** Start EXTRACTED ENTRIES **
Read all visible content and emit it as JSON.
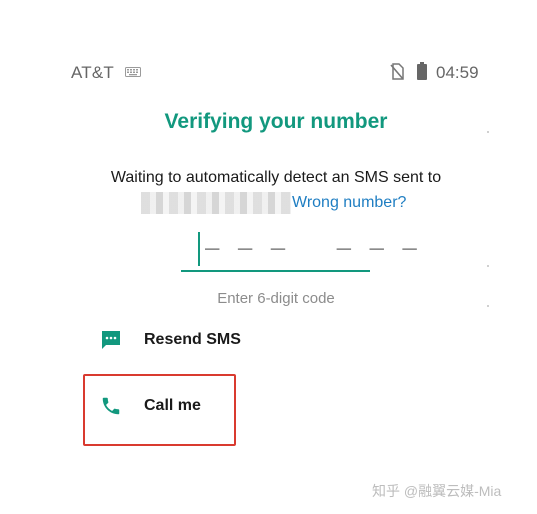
{
  "status_bar": {
    "carrier": "AT&T",
    "time": "04:59",
    "keyboard_icon": "keyboard-icon",
    "sim_icon": "no-sim-icon",
    "battery_icon": "battery-icon"
  },
  "screen": {
    "title": "Verifying your number",
    "instruction": "Waiting to automatically detect an SMS sent to",
    "wrong_number_link": "Wrong number?",
    "code_placeholder": "– – –   – – –",
    "code_hint": "Enter 6-digit code"
  },
  "options": [
    {
      "label": "Resend SMS",
      "icon": "message-icon"
    },
    {
      "label": "Call me",
      "icon": "phone-icon"
    }
  ],
  "watermark": "知乎 @融翼云媒-Mia",
  "colors": {
    "accent": "#12987e",
    "link": "#1f7ec2",
    "highlight": "#d93a2f"
  }
}
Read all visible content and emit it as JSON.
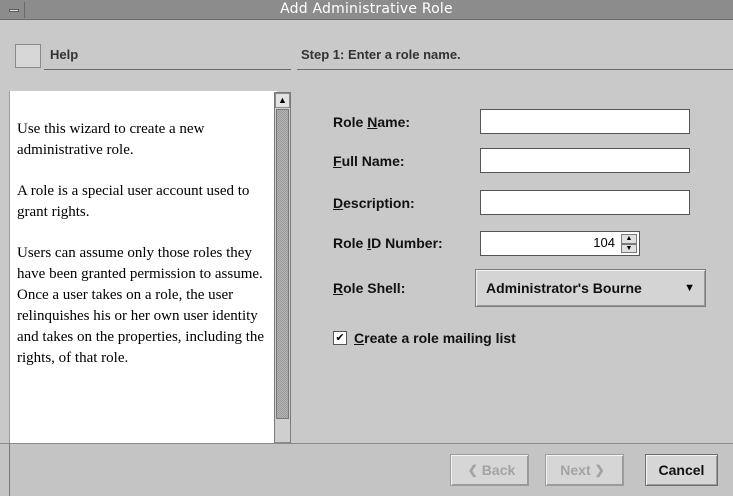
{
  "window": {
    "title": "Add Administrative Role"
  },
  "help": {
    "title": "Help",
    "paragraphs": [
      "Use this wizard to create a new administrative role.",
      "A role is a special user account used to grant rights.",
      "Users can assume only those roles they have been granted permission to assume. Once a user takes on a role, the user relinquishes his or her own user identity and takes on the properties, including the rights, of that role."
    ]
  },
  "step": {
    "title": "Step 1: Enter a role name."
  },
  "form": {
    "role_name": {
      "label_pre": "Role ",
      "label_key": "N",
      "label_post": "ame:",
      "value": ""
    },
    "full_name": {
      "label_pre": "",
      "label_key": "F",
      "label_post": "ull Name:",
      "value": ""
    },
    "description": {
      "label_pre": "",
      "label_key": "D",
      "label_post": "escription:",
      "value": ""
    },
    "role_id": {
      "label_pre": "Role ",
      "label_key": "I",
      "label_post": "D Number:",
      "value": "104"
    },
    "role_shell": {
      "label_pre": "",
      "label_key": "R",
      "label_post": "ole Shell:",
      "value": "Administrator's Bourne"
    },
    "mailing_list": {
      "label_key": "C",
      "label_post": "reate a role mailing list",
      "checked": true
    }
  },
  "buttons": {
    "back": "Back",
    "next": "Next",
    "cancel": "Cancel"
  }
}
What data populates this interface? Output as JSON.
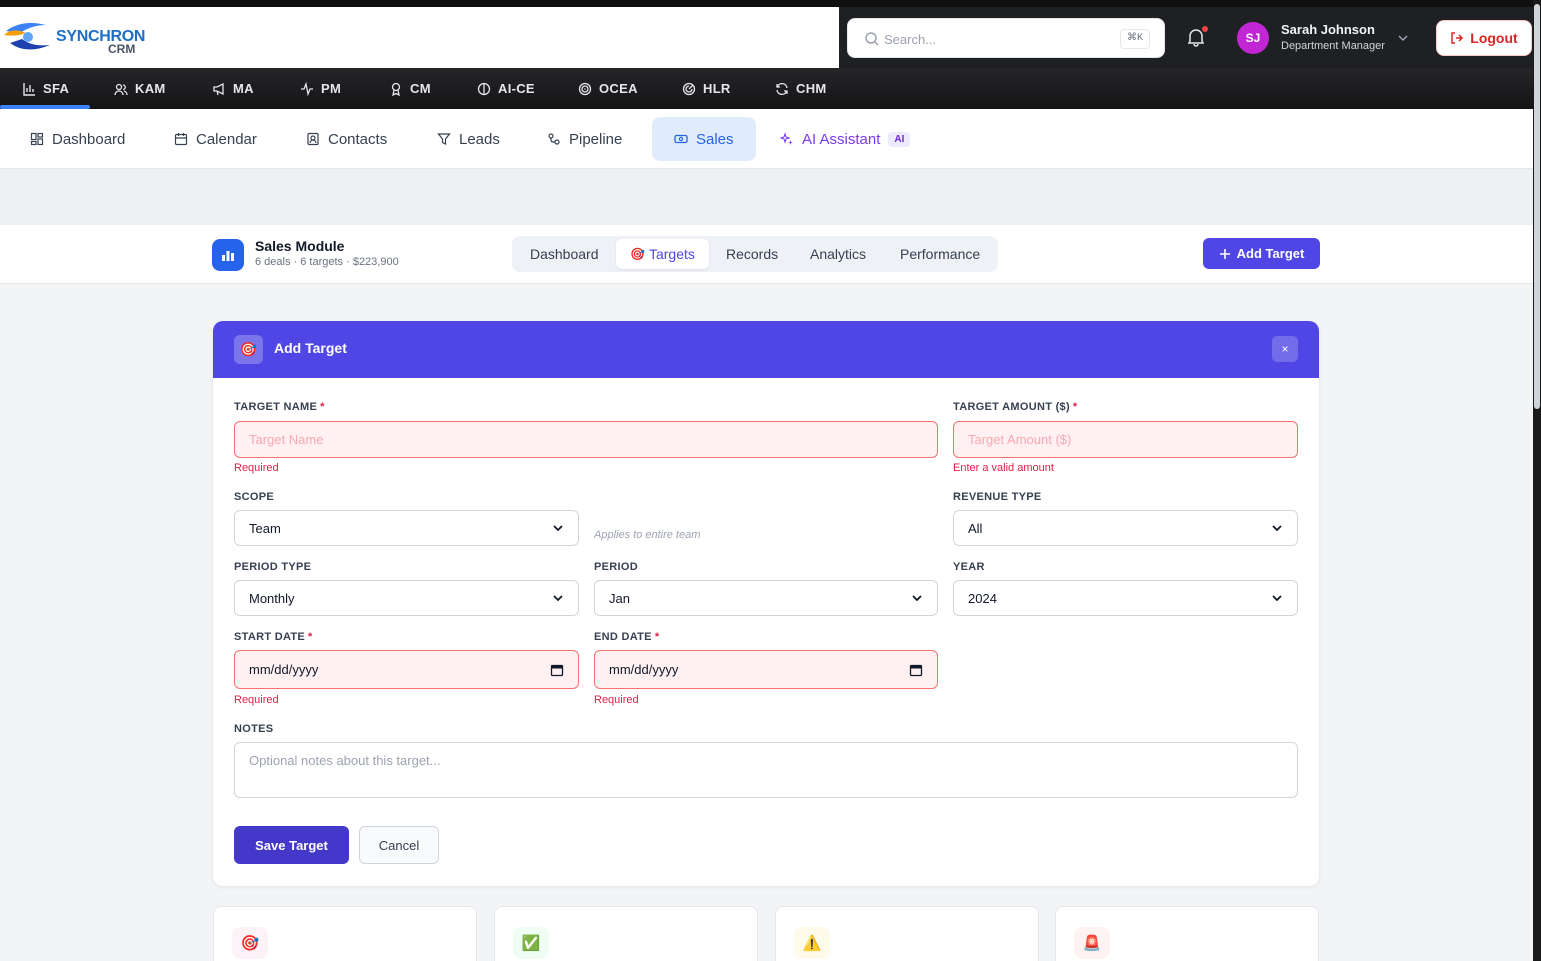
** End EXTRACTED ENTRIES **
◆ TASK BRIEF
Set the data above down again exactly as given, with no pictures.

◆ RESULT
Read all visible content and emit it as JSON.
{
  "status_bar": {
    "carrier": "AT&T",
    "time": "04:59",
    "keyboard_icon": "keyboard-icon",
    "sim_icon": "no-sim-icon",
    "battery_icon": "battery-icon"
  },
  "screen": {
    "title": "Verifying your number",
    "instruction": "Waiting to automatically detect an SMS sent to",
    "wrong_number_link": "Wrong number?",
    "code_placeholder": "– – –   – – –",
    "code_hint": "Enter 6-digit code"
  },
  "options": [
    {
      "label": "Resend SMS",
      "icon": "message-icon"
    },
    {
      "label": "Call me",
      "icon": "phone-icon"
    }
  ],
  "watermark": "知乎 @融翼云媒-Mia",
  "colors": {
    "accent": "#12987e",
    "link": "#1f7ec2",
    "highlight": "#d93a2f"
  }
}
Read all visible content and emit it as JSON.
{
  "window": {
    "title": "Add Administrative Role"
  },
  "help": {
    "title": "Help",
    "paragraphs": [
      "Use this wizard to create a new administrative role.",
      "A role is a special user account used to grant rights.",
      "Users can assume only those roles they have been granted permission to assume. Once a user takes on a role, the user relinquishes his or her own user identity and takes on the properties, including the rights, of that role."
    ]
  },
  "step": {
    "title": "Step 1: Enter a role name."
  },
  "form": {
    "role_name": {
      "label_pre": "Role ",
      "label_key": "N",
      "label_post": "ame:",
      "value": ""
    },
    "full_name": {
      "label_pre": "",
      "label_key": "F",
      "label_post": "ull Name:",
      "value": ""
    },
    "description": {
      "label_pre": "",
      "label_key": "D",
      "label_post": "escription:",
      "value": ""
    },
    "role_id": {
      "label_pre": "Role ",
      "label_key": "I",
      "label_post": "D Number:",
      "value": "104"
    },
    "role_shell": {
      "label_pre": "",
      "label_key": "R",
      "label_post": "ole Shell:",
      "value": "Administrator's Bourne"
    },
    "mailing_list": {
      "label_key": "C",
      "label_post": "reate a role mailing list",
      "checked": true
    }
  },
  "buttons": {
    "back": "Back",
    "next": "Next",
    "cancel": "Cancel"
  }
}
What data populates this interface? Output as JSON.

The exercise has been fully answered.